The task: Write out the full set of records below exactly.

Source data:
──────────────────────────────
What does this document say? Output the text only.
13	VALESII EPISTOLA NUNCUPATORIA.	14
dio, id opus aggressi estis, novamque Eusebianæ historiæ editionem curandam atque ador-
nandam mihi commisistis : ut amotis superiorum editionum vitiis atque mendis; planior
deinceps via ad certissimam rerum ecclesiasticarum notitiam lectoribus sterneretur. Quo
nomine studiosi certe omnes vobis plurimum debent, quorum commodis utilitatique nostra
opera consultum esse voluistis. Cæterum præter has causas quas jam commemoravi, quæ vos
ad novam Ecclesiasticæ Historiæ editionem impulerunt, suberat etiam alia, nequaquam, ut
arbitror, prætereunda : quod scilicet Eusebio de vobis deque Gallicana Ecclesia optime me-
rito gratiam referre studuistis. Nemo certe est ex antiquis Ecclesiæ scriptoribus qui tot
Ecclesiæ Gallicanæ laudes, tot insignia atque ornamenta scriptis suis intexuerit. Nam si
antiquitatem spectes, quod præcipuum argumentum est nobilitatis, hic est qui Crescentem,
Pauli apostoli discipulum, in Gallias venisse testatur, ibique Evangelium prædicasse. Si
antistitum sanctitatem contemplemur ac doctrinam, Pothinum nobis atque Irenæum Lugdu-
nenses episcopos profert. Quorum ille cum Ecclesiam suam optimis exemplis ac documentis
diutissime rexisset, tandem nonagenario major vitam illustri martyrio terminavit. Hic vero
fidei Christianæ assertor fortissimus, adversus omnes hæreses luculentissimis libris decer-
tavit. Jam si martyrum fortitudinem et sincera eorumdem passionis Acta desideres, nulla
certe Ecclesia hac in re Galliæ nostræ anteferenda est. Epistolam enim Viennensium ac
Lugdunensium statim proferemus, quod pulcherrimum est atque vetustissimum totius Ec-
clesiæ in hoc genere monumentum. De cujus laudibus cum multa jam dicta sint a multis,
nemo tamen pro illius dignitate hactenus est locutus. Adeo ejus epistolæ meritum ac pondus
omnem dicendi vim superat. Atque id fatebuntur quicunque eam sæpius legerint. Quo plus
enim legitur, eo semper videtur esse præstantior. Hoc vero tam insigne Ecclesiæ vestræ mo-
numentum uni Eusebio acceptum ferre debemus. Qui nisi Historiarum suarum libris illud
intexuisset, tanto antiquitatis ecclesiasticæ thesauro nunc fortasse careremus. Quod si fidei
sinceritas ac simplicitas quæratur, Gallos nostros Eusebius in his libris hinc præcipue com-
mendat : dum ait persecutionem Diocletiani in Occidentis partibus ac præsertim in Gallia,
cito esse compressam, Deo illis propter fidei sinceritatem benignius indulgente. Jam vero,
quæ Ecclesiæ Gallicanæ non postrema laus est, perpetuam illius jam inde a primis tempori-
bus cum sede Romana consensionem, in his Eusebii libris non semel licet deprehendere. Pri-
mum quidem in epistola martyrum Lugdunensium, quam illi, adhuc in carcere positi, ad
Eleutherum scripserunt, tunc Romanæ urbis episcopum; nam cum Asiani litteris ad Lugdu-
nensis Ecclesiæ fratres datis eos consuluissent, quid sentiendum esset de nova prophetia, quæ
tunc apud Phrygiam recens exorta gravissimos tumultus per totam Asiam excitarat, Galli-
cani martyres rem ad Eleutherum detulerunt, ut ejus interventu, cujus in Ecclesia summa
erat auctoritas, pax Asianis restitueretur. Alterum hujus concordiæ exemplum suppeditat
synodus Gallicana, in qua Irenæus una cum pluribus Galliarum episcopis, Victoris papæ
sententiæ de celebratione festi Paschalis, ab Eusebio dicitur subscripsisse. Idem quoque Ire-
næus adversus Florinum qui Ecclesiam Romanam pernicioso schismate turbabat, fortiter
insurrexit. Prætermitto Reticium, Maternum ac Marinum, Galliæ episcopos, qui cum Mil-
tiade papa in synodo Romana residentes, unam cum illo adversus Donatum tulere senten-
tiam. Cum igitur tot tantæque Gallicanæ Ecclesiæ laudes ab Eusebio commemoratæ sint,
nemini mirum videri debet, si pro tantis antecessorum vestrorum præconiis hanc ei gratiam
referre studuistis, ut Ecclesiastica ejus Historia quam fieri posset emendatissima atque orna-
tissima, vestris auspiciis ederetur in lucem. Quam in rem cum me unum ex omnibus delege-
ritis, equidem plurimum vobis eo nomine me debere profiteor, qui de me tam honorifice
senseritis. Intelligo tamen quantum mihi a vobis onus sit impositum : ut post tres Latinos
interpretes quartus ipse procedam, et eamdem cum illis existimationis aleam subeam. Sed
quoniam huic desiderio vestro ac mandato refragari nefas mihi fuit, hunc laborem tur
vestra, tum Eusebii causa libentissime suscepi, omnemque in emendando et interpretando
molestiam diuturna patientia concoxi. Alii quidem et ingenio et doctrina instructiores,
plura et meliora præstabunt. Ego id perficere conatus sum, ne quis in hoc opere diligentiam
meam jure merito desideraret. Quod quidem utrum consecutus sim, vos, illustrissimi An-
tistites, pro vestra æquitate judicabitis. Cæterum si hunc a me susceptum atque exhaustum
──────────────────────────────
Answer to the exercise:
What does this document say? Output the text only.
13	VALESII EPISTOLA NUNCUPATORIA.	14
dio, id opus aggressi estis, novamque Eusebianæ historiæ editionem curandam atque ador-
nandam mihi commisistis : ut amotis superiorum editionum vitiis atque mendis; planior
deinceps via ad certissimam rerum ecclesiasticarum notitiam lectoribus sterneretur. Quo
nomine studiosi certe omnes vobis plurimum debent, quorum commodis utilitatique nostra
opera consultum esse voluistis. Cæterum præter has causas quas jam commemoravi, quæ vos
ad novam Ecclesiasticæ Historiæ editionem impulerunt, suberat etiam alia, nequaquam, ut
arbitror, prætereunda : quod scilicet Eusebio de vobis deque Gallicana Ecclesia optime me-
rito gratiam referre studuistis. Nemo certe est ex antiquis Ecclesiæ scriptoribus qui tot
Ecclesiæ Gallicanæ laudes, tot insignia atque ornamenta scriptis suis intexuerit. Nam si
antiquitatem spectes, quod præcipuum argumentum est nobilitatis, hic est qui Crescentem,
Pauli apostoli discipulum, in Gallias venisse testatur, ibique Evangelium prædicasse. Si
antistitum sanctitatem contemplemur ac doctrinam, Pothinum nobis atque Irenæum Lugdu-
nenses episcopos profert. Quorum ille cum Ecclesiam suam optimis exemplis ac documentis
diutissime rexisset, tandem nonagenario major vitam illustri martyrio terminavit. Hic vero
fidei Christianæ assertor fortissimus, adversus omnes hæreses luculentissimis libris decer-
tavit. Jam si martyrum fortitudinem et sincera eorumdem passionis Acta desideres, nulla
certe Ecclesia hac in re Galliæ nostræ anteferenda est. Epistolam enim Viennensium ac
Lugdunensium statim proferemus, quod pulcherrimum est atque vetustissimum totius Ec-
clesiæ in hoc genere monumentum. De cujus laudibus cum multa jam dicta sint a multis,
nemo tamen pro illius dignitate hactenus est locutus. Adeo ejus epistolæ meritum ac pondus
omnem dicendi vim superat. Atque id fatebuntur quicunque eam sæpius legerint. Quo plus
enim legitur, eo semper videtur esse præstantior. Hoc vero tam insigne Ecclesiæ vestræ mo-
numentum uni Eusebio acceptum ferre debemus. Qui nisi Historiarum suarum libris illud
intexuisset, tanto antiquitatis ecclesiasticæ thesauro nunc fortasse careremus. Quod si fidei
sinceritas ac simplicitas quæratur, Gallos nostros Eusebius in his libris hinc præcipue com-
mendat : dum ait persecutionem Diocletiani in Occidentis partibus ac præsertim in Gallia,
cito esse compressam, Deo illis propter fidei sinceritatem benignius indulgente. Jam vero,
quæ Ecclesiæ Gallicanæ non postrema laus est, perpetuam illius jam inde a primis tempori-
bus cum sede Romana consensionem, in his Eusebii libris non semel licet deprehendere. Pri-
mum quidem in epistola martyrum Lugdunensium, quam illi, adhuc in carcere positi, ad
Eleutherum scripserunt, tunc Romanæ urbis episcopum; nam cum Asiani litteris ad Lugdu-
nensis Ecclesiæ fratres datis eos consuluissent, quid sentiendum esset de nova prophetia, quæ
tunc apud Phrygiam recens exorta gravissimos tumultus per totam Asiam excitarat, Galli-
cani martyres rem ad Eleutherum detulerunt, ut ejus interventu, cujus in Ecclesia summa
erat auctoritas, pax Asianis restitueretur. Alterum hujus concordiæ exemplum suppeditat
synodus Gallicana, in qua Irenæus una cum pluribus Galliarum episcopis, Victoris papæ
sententiæ de celebratione festi Paschalis, ab Eusebio dicitur subscripsisse. Idem quoque Ire-
næus adversus Florinum qui Ecclesiam Romanam pernicioso schismate turbabat, fortiter
insurrexit. Prætermitto Reticium, Maternum ac Marinum, Galliæ episcopos, qui cum Mil-
tiade papa in synodo Romana residentes, unam cum illo adversus Donatum tulere senten-
tiam. Cum igitur tot tantæque Gallicanæ Ecclesiæ laudes ab Eusebio commemoratæ sint,
nemini mirum videri debet, si pro tantis antecessorum vestrorum præconiis hanc ei gratiam
referre studuistis, ut Ecclesiastica ejus Historia quam fieri posset emendatissima atque orna-
tissima, vestris auspiciis ederetur in lucem. Quam in rem cum me unum ex omnibus delege-
ritis, equidem plurimum vobis eo nomine me debere profiteor, qui de me tam honorifice
senseritis. Intelligo tamen quantum mihi a vobis onus sit impositum : ut post tres Latinos
interpretes quartus ipse procedam, et eamdem cum illis existimationis aleam subeam. Sed
quoniam huic desiderio vestro ac mandato refragari nefas mihi fuit, hunc laborem tur
vestra, tum Eusebii causa libentissime suscepi, omnemque in emendando et interpretando
molestiam diuturna patientia concoxi. Alii quidem et ingenio et doctrina instructiores,
plura et meliora præstabunt. Ego id perficere conatus sum, ne quis in hoc opere diligentiam
meam jure merito desideraret. Quod quidem utrum consecutus sim, vos, illustrissimi An-
tistites, pro vestra æquitate judicabitis. Cæterum si hunc a me susceptum atque exhaustum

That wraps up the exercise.